◆ INPUT FOR THIS TASK ◆

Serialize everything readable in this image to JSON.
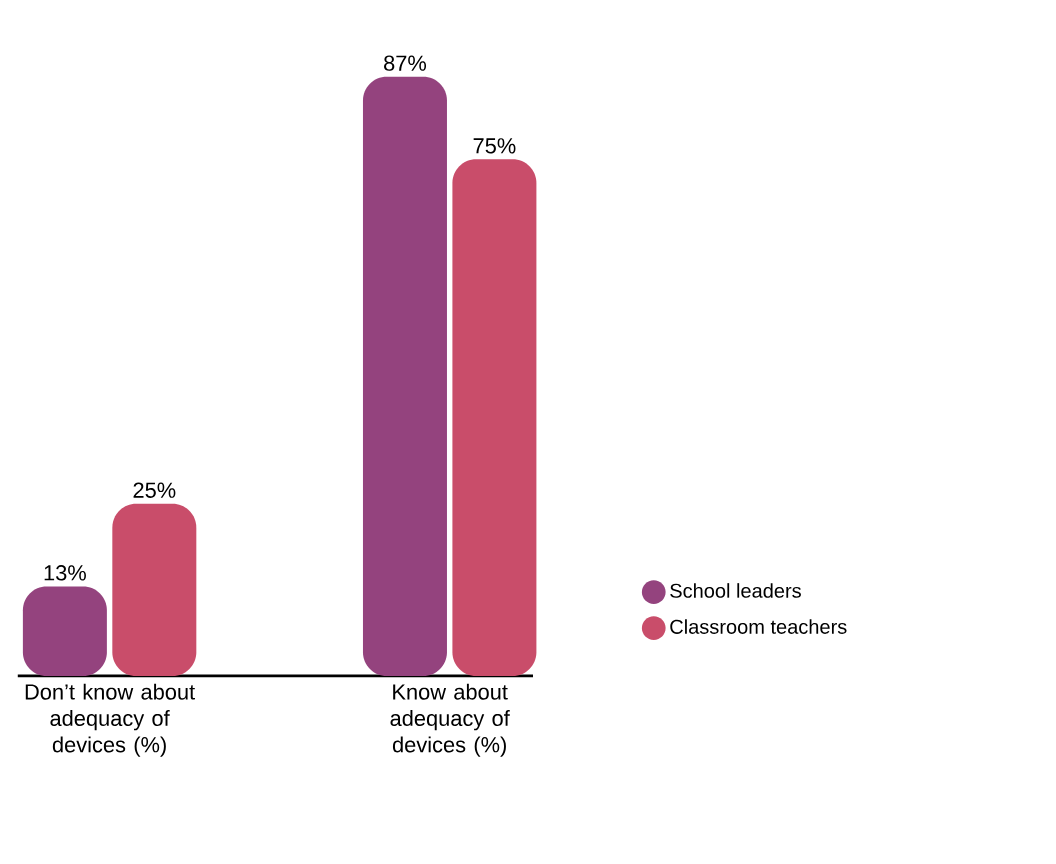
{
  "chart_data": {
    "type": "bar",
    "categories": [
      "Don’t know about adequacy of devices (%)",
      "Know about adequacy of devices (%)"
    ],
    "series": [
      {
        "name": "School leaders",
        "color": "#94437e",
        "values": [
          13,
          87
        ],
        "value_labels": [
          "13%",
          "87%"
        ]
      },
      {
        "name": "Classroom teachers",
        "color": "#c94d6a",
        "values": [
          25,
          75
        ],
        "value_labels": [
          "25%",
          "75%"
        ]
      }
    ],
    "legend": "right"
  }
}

◆ TASK INSTRUCTIONS ◆
Copy each line exactly, and leave the pictures out of your copy.

◆ THE RESPONSE ◆
Serialize everything readable in this image to JSON.
{
  "chart_data": {
    "type": "bar",
    "categories": [
      "Don’t know about adequacy of devices (%)",
      "Know about adequacy of devices (%)"
    ],
    "series": [
      {
        "name": "School leaders",
        "color": "#94437e",
        "values": [
          13,
          87
        ],
        "value_labels": [
          "13%",
          "87%"
        ]
      },
      {
        "name": "Classroom teachers",
        "color": "#c94d6a",
        "values": [
          25,
          75
        ],
        "value_labels": [
          "25%",
          "75%"
        ]
      }
    ],
    "legend": "right"
  }
}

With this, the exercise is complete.